= TASK PROMPT =
Can you put the lines below into a JSON list of strings, one string per line, with blank lines skipped and any pictures left out?

Layout region records:
·····
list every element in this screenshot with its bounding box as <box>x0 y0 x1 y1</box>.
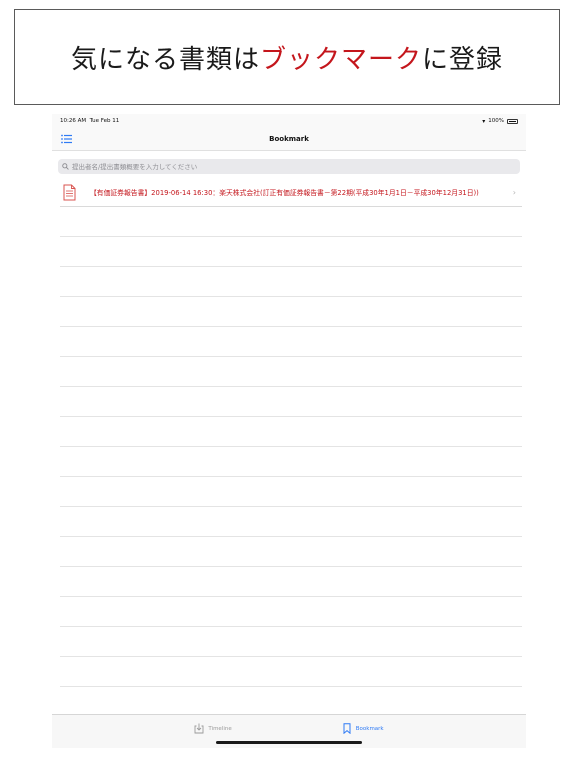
empty-row <box>60 477 522 507</box>
tab-label: Timeline <box>208 725 232 732</box>
empty-row <box>60 327 522 357</box>
status-date: Tue Feb 11 <box>89 118 120 124</box>
empty-row <box>60 447 522 477</box>
empty-row <box>60 687 522 717</box>
search-container <box>52 151 526 178</box>
home-indicator[interactable] <box>216 741 362 744</box>
empty-row <box>60 357 522 387</box>
tab-timeline[interactable]: Timeline <box>194 723 232 734</box>
list-item[interactable]: 【有価証券報告書】2019-06-14 16:30：楽天株式会社(訂正有価証券報… <box>60 178 522 207</box>
document-icon <box>63 184 76 200</box>
empty-row <box>60 267 522 297</box>
bookmark-icon <box>343 723 351 734</box>
empty-row <box>60 567 522 597</box>
page-title: Bookmark <box>269 135 309 143</box>
list-icon[interactable] <box>61 134 72 144</box>
bookmark-title: 【有価証券報告書】2019-06-14 16:30：楽天株式会社(訂正有価証券報… <box>90 189 479 197</box>
empty-row <box>60 207 522 237</box>
status-time: 10:26 AM <box>60 118 87 124</box>
promo-banner: 気になる書類は ブックマーク に登録 <box>14 9 560 105</box>
search-input[interactable] <box>72 162 492 171</box>
empty-row <box>60 417 522 447</box>
battery-percent: 100% <box>488 118 504 124</box>
empty-row <box>60 627 522 657</box>
search-icon <box>62 163 69 170</box>
empty-row <box>60 297 522 327</box>
chevron-right-icon: › <box>512 187 516 197</box>
tab-bar: Timeline Bookmark <box>52 714 526 748</box>
tab-bookmark[interactable]: Bookmark <box>342 723 384 734</box>
empty-row <box>60 237 522 267</box>
navigation-bar: Bookmark <box>52 128 526 151</box>
empty-row <box>60 387 522 417</box>
banner-suffix: に登録 <box>422 44 504 75</box>
empty-row <box>60 657 522 687</box>
status-bar: 10:26 AM Tue Feb 11 ▾ 100% <box>52 114 526 128</box>
banner-prefix: 気になる書類は <box>70 44 260 75</box>
banner-accent: ブックマーク <box>259 44 422 75</box>
timeline-icon <box>194 723 204 734</box>
empty-row <box>60 507 522 537</box>
wifi-icon: ▾ <box>482 117 486 125</box>
empty-row <box>60 597 522 627</box>
empty-row <box>60 537 522 567</box>
bookmark-list: 【有価証券報告書】2019-06-14 16:30：楽天株式会社(訂正有価証券報… <box>60 178 522 717</box>
search-bar[interactable] <box>58 159 520 174</box>
tab-label: Bookmark <box>355 725 384 732</box>
app-screen: 10:26 AM Tue Feb 11 ▾ 100% Bookmark 提出者名… <box>52 114 526 748</box>
battery-icon <box>507 118 518 124</box>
·····
= ANSWER TO THE EXERCISE =
[
  "list every element in this screenshot with its bounding box as <box>x0 y0 x1 y1</box>.",
  "empty-row <box>60 477 522 507</box>",
  "tab-label: Timeline <box>208 725 232 732</box>",
  "empty-row <box>60 327 522 357</box>",
  "status-date: Tue Feb 11 <box>89 118 120 124</box>",
  "empty-row <box>60 447 522 477</box>",
  "empty-row <box>60 687 522 717</box>",
  "search-container <box>52 151 526 178</box>",
  "home-indicator[interactable] <box>216 741 362 744</box>",
  "empty-row <box>60 357 522 387</box>",
  "tab-timeline[interactable]: Timeline <box>194 723 232 734</box>",
  "list-item[interactable]: 【有価証券報告書】2019-06-14 16:30：楽天株式会社(訂正有価証券報… <box>60 178 522 207</box>",
  "document-icon <box>63 184 76 200</box>",
  "empty-row <box>60 267 522 297</box>",
  "bookmark-icon <box>343 723 351 734</box>",
  "empty-row <box>60 567 522 597</box>",
  "page-title: Bookmark <box>269 135 309 143</box>",
  "list-icon[interactable] <box>61 134 72 144</box>",
  "bookmark-title: 【有価証券報告書】2019-06-14 16:30：楽天株式会社(訂正有価証券報… <box>90 189 479 197</box>",
  "empty-row <box>60 207 522 237</box>",
  "status-time: 10:26 AM <box>60 118 87 124</box>",
  "promo-banner: 気になる書類は ブックマーク に登録 <box>14 9 560 105</box>",
  "search-input[interactable] <box>72 162 492 171</box>",
  "empty-row <box>60 417 522 447</box>",
  "battery-percent: 100% <box>488 118 504 124</box>",
  "empty-row <box>60 627 522 657</box>",
  "search-icon <box>62 163 69 170</box>",
  "empty-row <box>60 297 522 327</box>",
  "chevron-right-icon: › <box>512 187 516 197</box>",
  "tab-bar: Timeline Bookmark <box>52 714 526 748</box>",
  "tab-bookmark[interactable]: Bookmark <box>342 723 384 734</box>",
  "empty-row <box>60 237 522 267</box>",
  "navigation-bar: Bookmark <box>52 128 526 151</box>",
  "empty-row <box>60 387 522 417</box>",
  "banner-suffix: に登録 <box>422 44 504 75</box>",
  "empty-row <box>60 657 522 687</box>",
  "status-bar: 10:26 AM Tue Feb 11 ▾ 100% <box>52 114 526 128</box>",
  "banner-prefix: 気になる書類は <box>70 44 260 75</box>",
  "banner-accent: ブックマーク <box>259 44 422 75</box>",
  "timeline-icon <box>194 723 204 734</box>",
  "empty-row <box>60 507 522 537</box>",
  "wifi-icon: ▾ <box>482 117 486 125</box>",
  "empty-row <box>60 597 522 627</box>",
  "empty-row <box>60 537 522 567</box>",
  "bookmark-list: 【有価証券報告書】2019-06-14 16:30：楽天株式会社(訂正有価証券報… <box>60 178 522 717</box>",
  "search-bar[interactable] <box>58 159 520 174</box>",
  "tab-label: Bookmark <box>355 725 384 732</box>",
  "app-screen: 10:26 AM Tue Feb 11 ▾ 100% Bookmark 提出者名… <box>52 114 526 748</box>",
  "battery-icon <box>507 118 518 124</box>"
]